(TEXTAUSZUG)

Als Chiemgau-Impakt wird ein möglicher Meteoriten- oder Kometeneinschlag im deutschen Chiemgau östlich des Chiemsees bezeichnet. In der Fachwelt stößt die These eines Meteoriteneinschlags auf einstimmige Ablehnung. Sowohl Geologen, das Landesamt für Umwelt, als auch Astronomen und Historiker sehen keinerlei Beweise für einen Impakt an diesem Ort. Die Hypothese eines derartigen Impakts wird vor allem vom Verein Chiemgau Impakt Research Team (CIRT) vertreten und war mehrfach Thema in deutschen überregionalen Medien wie Der Spiegel oder Welt[1].

Der Verein Chiemgau Impakt Research Team

Das Chiemgau Impakt Research Team (CIRT) ist eine im Jahr 2000 entstandene deutsche Gruppierung (seit 2006 firmiert sie als Verein), die die Hypothese vertritt, dass in der Bronzezeit ein Komet oder auch Meteorit im Chiemgau östlich des Chiemsees bzw. auch in den See selbst eingeschlagen oder auch in der Atmosphäre explodiert (der Verein legt sich dahingehend nicht fest) sein soll. Dabei soll u.a. der Tüttensee, ein See mit ca. 400m Durchmesser mit einer teilweisen, hügeligen Umrandung (dem „Kraterwall“) entstanden sein.

Die Hypothese wird auf einer Website propagiert, auf denen die verschiedenen angeblichen Belege für den Meteoriteneinschlag gesammelt und veröffentlicht werden. Außerdem betreibt das Team eine Vereinsseite.[2][3]

Personen

Zu Beginn bestand die Gruppierung aus heimatkundlich interessierten Hobbyarchäologen, die bei Sondierungen mit einem Metalldetektor auf ihnen unbekannte Metallpartikel stießen. Da diese Partikel gelegentlich in muldenförmigen Geländevertiefungen zu finden waren, entstand die Idee, sie könnten Teile eines Meteoriten sein, oder durch einen Einschlag veränderte Mineralien darstellen. Daraufhin bildete sich unter der Mitwirkung u.a. des Geophysikers Kord Ernstson und dem Archäoastronomen Michael Rappenglück der oben genannte Verein.

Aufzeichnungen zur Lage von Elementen

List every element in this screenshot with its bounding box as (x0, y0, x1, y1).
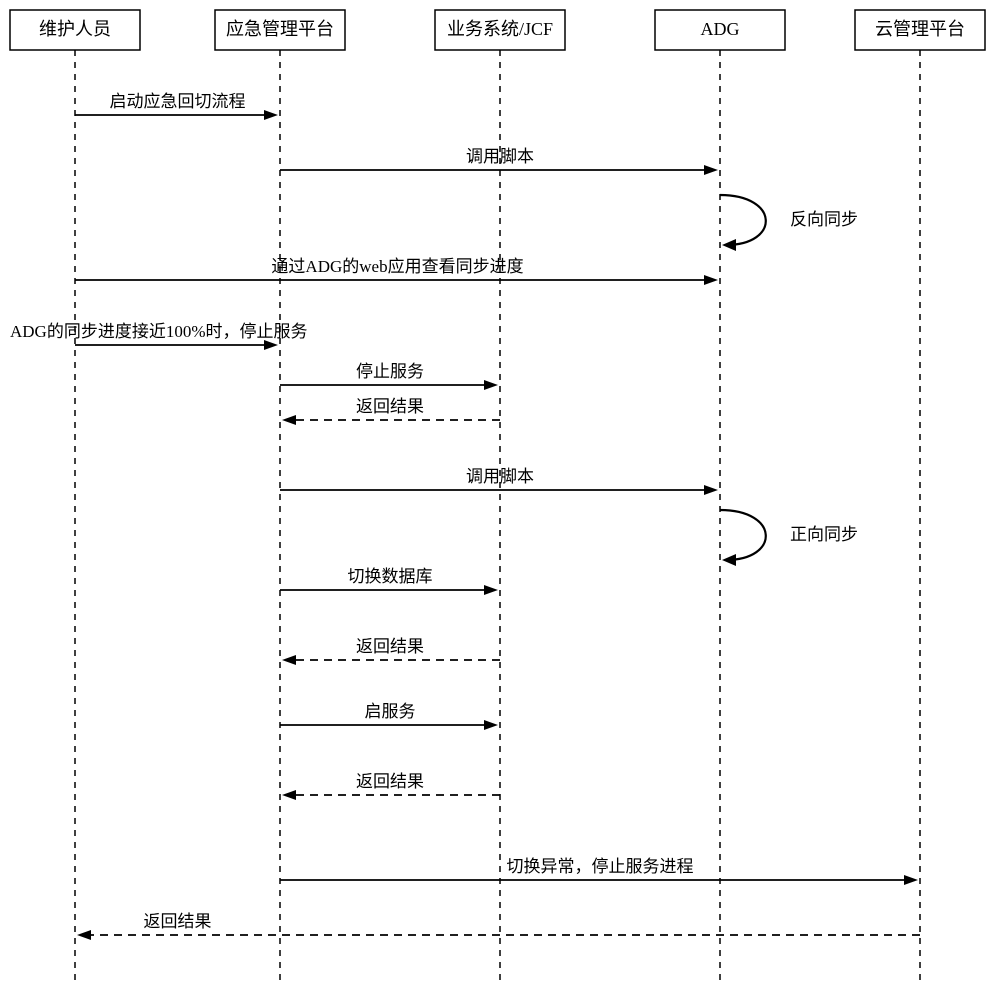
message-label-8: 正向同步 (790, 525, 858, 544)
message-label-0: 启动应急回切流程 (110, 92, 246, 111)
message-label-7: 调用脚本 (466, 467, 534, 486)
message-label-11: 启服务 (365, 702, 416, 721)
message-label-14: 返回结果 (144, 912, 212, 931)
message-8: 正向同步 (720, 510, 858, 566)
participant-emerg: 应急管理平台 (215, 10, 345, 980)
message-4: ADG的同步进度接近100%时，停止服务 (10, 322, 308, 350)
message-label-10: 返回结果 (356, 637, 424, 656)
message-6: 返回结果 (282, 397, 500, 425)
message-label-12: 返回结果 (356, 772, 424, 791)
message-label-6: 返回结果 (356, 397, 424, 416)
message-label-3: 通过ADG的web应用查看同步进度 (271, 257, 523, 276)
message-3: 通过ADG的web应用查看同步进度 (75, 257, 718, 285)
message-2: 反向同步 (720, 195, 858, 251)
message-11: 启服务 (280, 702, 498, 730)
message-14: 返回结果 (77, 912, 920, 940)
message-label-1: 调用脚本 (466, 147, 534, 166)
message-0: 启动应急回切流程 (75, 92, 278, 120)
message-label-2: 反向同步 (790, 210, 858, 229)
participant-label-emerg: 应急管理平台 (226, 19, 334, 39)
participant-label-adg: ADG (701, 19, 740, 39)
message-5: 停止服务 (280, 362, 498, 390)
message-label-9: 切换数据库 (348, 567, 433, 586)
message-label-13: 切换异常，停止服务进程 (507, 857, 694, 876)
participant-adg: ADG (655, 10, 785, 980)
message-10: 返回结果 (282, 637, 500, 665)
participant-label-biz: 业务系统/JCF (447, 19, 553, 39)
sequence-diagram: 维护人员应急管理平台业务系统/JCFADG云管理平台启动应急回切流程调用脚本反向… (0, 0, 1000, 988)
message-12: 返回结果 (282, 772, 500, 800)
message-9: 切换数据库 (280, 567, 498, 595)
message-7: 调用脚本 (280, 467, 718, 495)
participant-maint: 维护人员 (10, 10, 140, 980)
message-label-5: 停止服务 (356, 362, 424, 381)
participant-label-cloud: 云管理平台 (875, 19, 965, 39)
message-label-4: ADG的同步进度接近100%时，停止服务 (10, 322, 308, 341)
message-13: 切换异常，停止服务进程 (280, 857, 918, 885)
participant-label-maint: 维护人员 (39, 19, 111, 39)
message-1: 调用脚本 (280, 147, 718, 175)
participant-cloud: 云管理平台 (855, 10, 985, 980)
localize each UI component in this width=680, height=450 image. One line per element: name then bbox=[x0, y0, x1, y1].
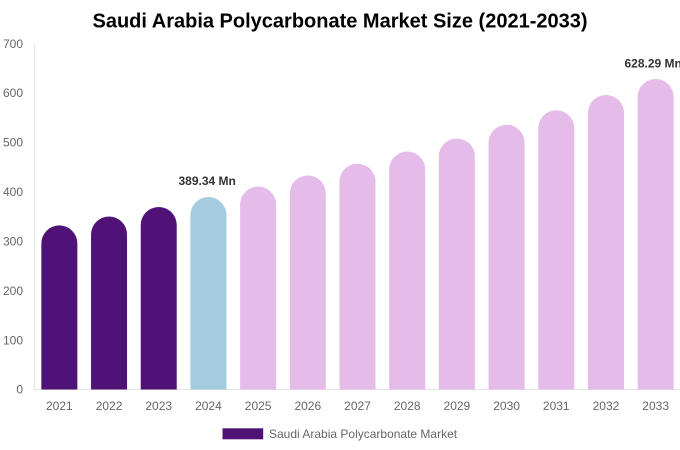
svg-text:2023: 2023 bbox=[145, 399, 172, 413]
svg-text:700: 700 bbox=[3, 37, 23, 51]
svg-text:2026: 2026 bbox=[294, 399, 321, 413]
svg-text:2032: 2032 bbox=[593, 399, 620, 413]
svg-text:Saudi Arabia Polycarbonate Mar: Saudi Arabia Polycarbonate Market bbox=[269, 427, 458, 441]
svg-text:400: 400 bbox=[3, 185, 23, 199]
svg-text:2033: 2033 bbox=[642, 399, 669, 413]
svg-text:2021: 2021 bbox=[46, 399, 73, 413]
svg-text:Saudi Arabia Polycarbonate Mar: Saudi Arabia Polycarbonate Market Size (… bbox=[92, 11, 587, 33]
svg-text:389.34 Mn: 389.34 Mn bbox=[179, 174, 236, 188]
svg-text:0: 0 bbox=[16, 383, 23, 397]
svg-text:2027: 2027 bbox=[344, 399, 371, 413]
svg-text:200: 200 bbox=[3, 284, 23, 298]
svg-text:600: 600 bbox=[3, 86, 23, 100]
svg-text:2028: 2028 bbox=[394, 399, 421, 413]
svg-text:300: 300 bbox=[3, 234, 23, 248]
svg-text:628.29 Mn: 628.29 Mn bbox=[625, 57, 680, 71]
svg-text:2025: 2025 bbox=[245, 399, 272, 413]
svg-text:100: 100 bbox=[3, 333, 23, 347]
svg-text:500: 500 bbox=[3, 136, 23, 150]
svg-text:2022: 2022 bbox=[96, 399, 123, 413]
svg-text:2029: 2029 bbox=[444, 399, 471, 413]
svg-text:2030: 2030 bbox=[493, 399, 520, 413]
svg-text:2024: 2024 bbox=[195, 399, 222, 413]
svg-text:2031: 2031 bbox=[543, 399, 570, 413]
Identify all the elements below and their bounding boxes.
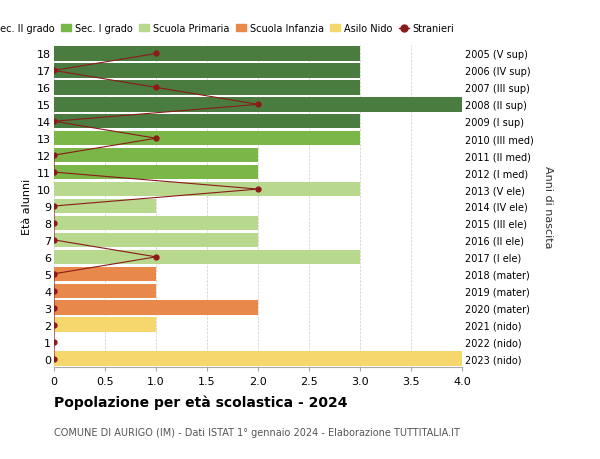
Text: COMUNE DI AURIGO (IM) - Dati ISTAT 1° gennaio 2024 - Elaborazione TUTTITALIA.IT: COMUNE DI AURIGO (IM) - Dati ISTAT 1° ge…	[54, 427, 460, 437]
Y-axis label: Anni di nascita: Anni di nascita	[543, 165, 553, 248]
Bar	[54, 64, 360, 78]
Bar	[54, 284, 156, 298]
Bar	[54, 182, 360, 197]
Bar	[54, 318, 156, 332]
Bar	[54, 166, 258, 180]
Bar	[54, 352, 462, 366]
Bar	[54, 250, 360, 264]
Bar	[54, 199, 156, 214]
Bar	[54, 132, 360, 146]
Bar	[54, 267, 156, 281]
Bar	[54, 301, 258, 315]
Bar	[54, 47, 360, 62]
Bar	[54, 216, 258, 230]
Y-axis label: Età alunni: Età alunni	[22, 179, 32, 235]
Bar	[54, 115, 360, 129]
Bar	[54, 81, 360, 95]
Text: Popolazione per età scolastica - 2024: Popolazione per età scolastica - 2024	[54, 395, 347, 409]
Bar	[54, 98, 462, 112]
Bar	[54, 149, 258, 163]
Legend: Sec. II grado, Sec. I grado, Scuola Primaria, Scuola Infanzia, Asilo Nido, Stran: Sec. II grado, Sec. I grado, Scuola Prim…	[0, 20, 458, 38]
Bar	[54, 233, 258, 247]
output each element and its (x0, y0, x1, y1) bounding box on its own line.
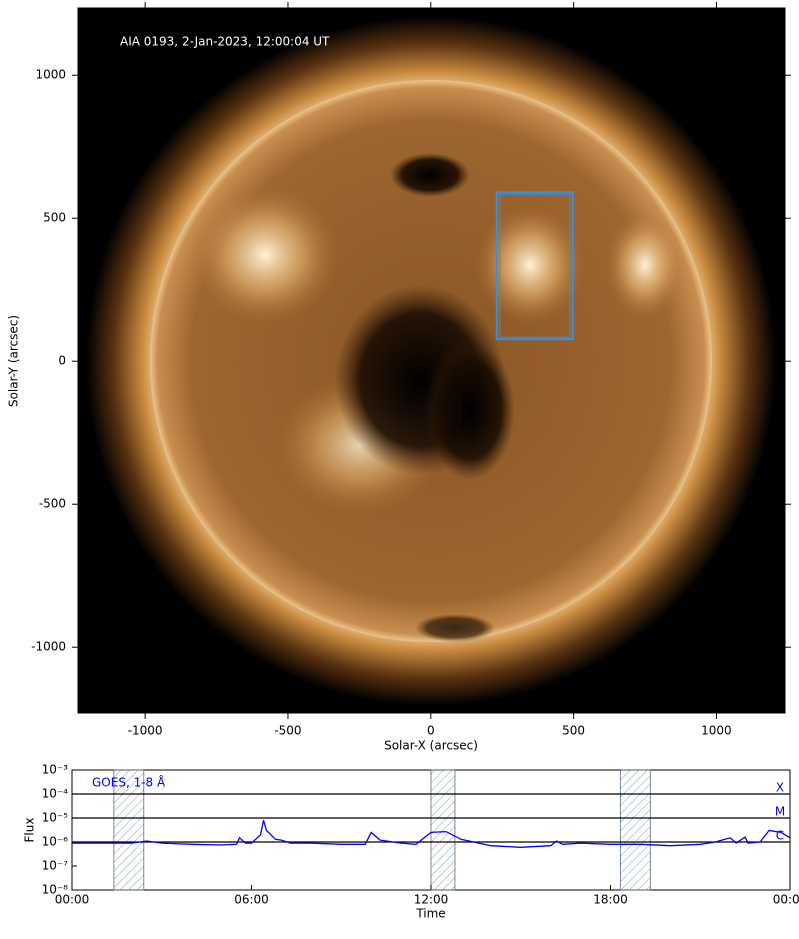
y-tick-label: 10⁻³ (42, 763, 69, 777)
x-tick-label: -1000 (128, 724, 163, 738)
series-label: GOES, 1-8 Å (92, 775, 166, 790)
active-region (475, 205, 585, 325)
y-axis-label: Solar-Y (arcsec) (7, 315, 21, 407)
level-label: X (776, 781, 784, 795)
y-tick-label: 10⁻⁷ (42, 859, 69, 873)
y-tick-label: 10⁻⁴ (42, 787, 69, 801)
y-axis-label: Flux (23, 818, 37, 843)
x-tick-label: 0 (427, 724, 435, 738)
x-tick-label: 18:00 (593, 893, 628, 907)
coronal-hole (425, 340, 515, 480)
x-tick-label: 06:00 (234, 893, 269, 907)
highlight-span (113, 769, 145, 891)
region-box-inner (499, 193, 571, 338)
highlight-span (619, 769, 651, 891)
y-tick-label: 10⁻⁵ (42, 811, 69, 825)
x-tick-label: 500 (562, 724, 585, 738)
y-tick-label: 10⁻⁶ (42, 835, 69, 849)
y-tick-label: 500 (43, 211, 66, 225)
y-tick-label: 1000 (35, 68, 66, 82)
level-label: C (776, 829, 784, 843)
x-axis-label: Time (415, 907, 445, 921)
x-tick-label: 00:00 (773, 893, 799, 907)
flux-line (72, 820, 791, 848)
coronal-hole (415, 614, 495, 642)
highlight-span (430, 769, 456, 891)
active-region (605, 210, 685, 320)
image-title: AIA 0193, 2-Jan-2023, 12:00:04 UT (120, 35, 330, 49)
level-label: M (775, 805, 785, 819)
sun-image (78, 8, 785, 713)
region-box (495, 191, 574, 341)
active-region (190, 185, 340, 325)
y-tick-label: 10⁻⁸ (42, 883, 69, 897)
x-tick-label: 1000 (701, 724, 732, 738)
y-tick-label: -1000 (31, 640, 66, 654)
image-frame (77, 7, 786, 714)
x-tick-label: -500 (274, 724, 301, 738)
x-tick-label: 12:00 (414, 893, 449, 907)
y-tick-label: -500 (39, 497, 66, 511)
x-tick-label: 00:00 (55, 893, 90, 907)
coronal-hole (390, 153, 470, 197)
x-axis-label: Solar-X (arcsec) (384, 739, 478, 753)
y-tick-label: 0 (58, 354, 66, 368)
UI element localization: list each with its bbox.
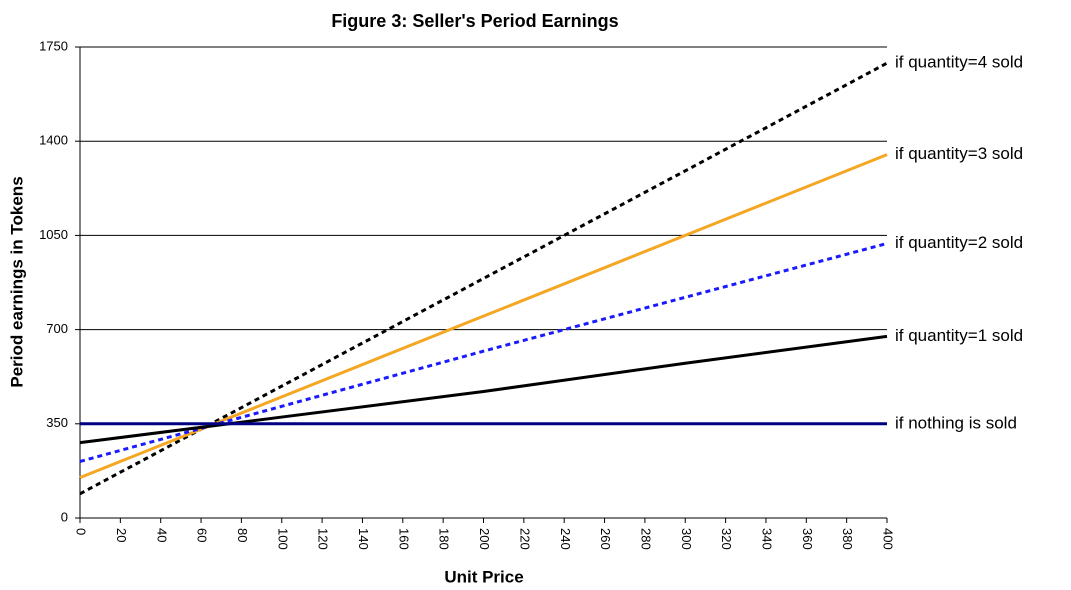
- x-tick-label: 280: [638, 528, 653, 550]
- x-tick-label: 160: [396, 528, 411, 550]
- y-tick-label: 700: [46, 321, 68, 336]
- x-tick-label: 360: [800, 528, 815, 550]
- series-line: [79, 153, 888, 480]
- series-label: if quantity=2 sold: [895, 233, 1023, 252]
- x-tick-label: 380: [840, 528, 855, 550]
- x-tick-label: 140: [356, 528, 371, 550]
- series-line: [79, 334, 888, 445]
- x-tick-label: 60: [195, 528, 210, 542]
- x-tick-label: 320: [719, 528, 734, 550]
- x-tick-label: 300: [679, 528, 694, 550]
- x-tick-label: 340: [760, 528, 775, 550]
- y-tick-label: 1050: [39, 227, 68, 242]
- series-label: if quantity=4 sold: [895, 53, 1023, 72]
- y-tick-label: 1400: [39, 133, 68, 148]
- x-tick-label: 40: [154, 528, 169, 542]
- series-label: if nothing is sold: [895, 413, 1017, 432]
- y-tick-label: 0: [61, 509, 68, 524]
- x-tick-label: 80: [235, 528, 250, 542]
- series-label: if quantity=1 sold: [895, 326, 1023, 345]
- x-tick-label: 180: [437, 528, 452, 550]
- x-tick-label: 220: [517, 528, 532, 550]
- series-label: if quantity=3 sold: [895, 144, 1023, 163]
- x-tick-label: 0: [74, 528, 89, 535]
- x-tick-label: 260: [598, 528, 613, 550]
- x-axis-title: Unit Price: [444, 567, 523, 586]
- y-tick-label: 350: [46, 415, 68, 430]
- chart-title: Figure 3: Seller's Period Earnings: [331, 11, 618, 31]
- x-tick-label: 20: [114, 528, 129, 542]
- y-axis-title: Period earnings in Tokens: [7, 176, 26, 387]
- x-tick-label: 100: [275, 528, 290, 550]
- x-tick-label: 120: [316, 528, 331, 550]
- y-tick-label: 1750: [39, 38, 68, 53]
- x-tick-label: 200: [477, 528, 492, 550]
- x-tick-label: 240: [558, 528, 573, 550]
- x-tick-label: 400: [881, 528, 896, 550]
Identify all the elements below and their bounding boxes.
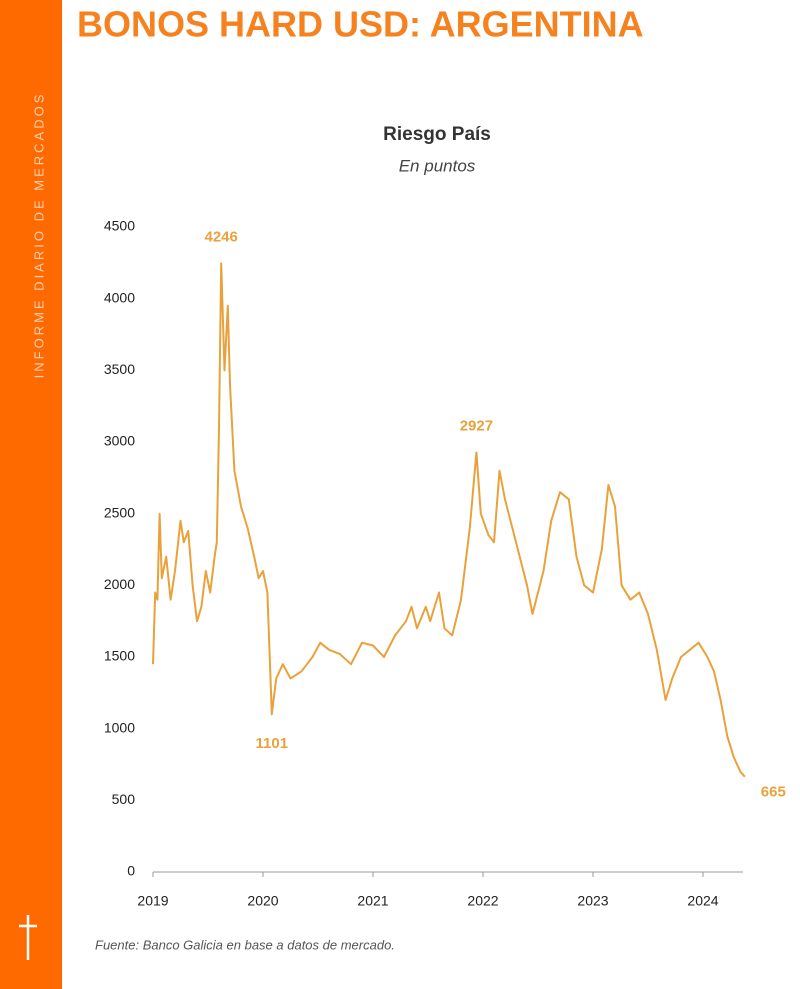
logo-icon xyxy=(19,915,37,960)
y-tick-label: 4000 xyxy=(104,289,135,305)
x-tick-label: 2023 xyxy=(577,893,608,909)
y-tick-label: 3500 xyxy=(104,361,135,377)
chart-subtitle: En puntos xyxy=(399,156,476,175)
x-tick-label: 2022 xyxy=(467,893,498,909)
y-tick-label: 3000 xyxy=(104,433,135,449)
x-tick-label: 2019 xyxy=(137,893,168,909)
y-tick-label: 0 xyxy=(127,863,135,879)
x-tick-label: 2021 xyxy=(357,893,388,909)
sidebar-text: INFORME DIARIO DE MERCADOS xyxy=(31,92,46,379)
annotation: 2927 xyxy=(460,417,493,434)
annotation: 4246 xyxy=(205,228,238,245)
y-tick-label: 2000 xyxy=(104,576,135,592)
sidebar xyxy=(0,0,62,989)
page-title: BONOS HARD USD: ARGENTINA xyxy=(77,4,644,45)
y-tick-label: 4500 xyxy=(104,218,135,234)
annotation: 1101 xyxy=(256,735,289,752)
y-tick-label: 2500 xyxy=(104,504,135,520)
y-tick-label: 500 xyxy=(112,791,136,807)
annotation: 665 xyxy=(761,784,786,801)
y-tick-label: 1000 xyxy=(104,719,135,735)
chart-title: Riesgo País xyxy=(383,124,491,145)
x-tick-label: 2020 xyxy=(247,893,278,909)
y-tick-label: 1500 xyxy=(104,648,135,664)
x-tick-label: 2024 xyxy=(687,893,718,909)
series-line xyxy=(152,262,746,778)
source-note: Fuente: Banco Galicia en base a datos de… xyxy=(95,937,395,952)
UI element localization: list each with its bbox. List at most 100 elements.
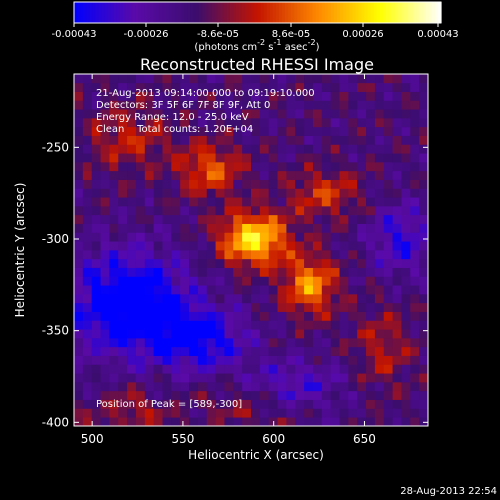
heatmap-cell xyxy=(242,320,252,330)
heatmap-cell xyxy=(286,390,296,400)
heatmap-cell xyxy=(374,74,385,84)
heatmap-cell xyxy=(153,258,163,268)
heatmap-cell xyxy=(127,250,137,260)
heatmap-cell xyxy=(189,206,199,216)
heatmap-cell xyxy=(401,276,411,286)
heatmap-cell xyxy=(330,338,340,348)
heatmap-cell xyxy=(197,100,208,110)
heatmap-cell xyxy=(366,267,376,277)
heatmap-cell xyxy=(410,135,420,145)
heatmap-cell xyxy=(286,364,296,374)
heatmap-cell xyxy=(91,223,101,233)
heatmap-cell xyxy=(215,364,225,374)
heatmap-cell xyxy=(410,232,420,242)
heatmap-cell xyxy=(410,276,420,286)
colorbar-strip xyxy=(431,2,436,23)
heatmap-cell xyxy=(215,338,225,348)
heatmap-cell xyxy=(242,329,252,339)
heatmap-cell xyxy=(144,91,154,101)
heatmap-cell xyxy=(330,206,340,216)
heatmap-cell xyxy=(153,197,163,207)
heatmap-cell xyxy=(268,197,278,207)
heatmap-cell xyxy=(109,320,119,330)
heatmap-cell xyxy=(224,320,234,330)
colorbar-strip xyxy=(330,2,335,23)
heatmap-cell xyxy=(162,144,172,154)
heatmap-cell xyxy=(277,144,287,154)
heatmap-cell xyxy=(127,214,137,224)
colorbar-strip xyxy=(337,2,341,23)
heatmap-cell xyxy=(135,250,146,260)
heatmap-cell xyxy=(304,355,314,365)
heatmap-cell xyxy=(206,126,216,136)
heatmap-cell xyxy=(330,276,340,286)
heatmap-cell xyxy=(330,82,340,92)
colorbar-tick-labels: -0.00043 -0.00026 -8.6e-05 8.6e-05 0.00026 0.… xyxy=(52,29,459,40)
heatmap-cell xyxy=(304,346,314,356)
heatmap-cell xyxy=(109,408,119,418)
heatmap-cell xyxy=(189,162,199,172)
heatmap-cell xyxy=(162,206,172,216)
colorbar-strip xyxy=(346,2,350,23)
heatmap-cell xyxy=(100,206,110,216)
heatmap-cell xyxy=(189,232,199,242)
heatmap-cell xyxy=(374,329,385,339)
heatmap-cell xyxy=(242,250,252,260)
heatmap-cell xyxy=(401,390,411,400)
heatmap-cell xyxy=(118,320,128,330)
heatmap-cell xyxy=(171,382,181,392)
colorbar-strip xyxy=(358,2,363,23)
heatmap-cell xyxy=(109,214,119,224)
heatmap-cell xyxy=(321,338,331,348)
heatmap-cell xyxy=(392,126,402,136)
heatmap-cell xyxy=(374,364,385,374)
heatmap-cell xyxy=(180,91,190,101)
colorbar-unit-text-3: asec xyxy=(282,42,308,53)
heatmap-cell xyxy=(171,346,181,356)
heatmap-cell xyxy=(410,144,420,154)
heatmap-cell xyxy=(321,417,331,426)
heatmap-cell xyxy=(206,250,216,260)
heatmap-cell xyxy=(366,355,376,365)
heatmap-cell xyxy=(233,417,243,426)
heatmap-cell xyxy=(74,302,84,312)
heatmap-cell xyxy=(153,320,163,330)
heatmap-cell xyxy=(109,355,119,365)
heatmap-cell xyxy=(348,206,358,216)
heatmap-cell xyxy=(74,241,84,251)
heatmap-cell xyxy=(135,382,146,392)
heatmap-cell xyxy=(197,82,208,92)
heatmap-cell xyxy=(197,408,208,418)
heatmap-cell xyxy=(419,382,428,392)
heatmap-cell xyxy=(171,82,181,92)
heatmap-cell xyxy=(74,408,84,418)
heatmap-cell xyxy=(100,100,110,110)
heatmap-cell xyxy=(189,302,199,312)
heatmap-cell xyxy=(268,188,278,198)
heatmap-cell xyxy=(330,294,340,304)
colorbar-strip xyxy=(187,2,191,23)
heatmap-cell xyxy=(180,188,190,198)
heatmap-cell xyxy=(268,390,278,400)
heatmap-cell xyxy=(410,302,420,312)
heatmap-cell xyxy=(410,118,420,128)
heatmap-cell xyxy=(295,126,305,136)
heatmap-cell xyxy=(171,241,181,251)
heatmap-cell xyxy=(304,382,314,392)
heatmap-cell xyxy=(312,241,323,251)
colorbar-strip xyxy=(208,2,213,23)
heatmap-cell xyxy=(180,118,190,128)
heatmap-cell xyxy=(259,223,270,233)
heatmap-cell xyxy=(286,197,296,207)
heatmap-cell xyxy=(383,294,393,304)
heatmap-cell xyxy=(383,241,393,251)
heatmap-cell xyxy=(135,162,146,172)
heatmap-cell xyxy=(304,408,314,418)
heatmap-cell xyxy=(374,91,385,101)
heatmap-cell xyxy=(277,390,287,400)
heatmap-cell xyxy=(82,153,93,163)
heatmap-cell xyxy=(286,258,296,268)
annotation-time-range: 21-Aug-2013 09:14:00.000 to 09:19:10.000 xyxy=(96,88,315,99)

(AUFGABENLISTE)
A: Nennen Sie alle Fachleute und Stellen, die laut dem Text zum Chiemgau-Impakt keinerlei Beweise für einen Einschlag an diesem Ort sehen.
B: Geben Sie den Abschnitt des Textes zum Chiemgau-Impakt zwischen „Zu Beginn bestand“ und „oben genannte Verein.“ einschließlich wörtlich wieder.

(LÖSUNGEN)
A: Geologen, das Landesamt für Umwelt, Astronomen, Historiker

B:
Zu Beginn bestand die Gruppierung aus heimatkundlich interessierten Hobbyarchäologen, die bei Sondierungen mit einem Metalldetektor auf ihnen unbekannte Metallpartikel stießen. Da diese Partikel gelegentlich in muldenförmigen Geländevertiefungen zu finden waren, entstand die Idee, sie könnten Teile eines Meteoriten sein, oder durch einen Einschlag veränderte Mineralien darstellen. Daraufhin bildete sich unter der Mitwirkung u.a. des Geophysikers Kord Ernstson und dem Archäoastronomen Michael Rappenglück der oben genannte Verein.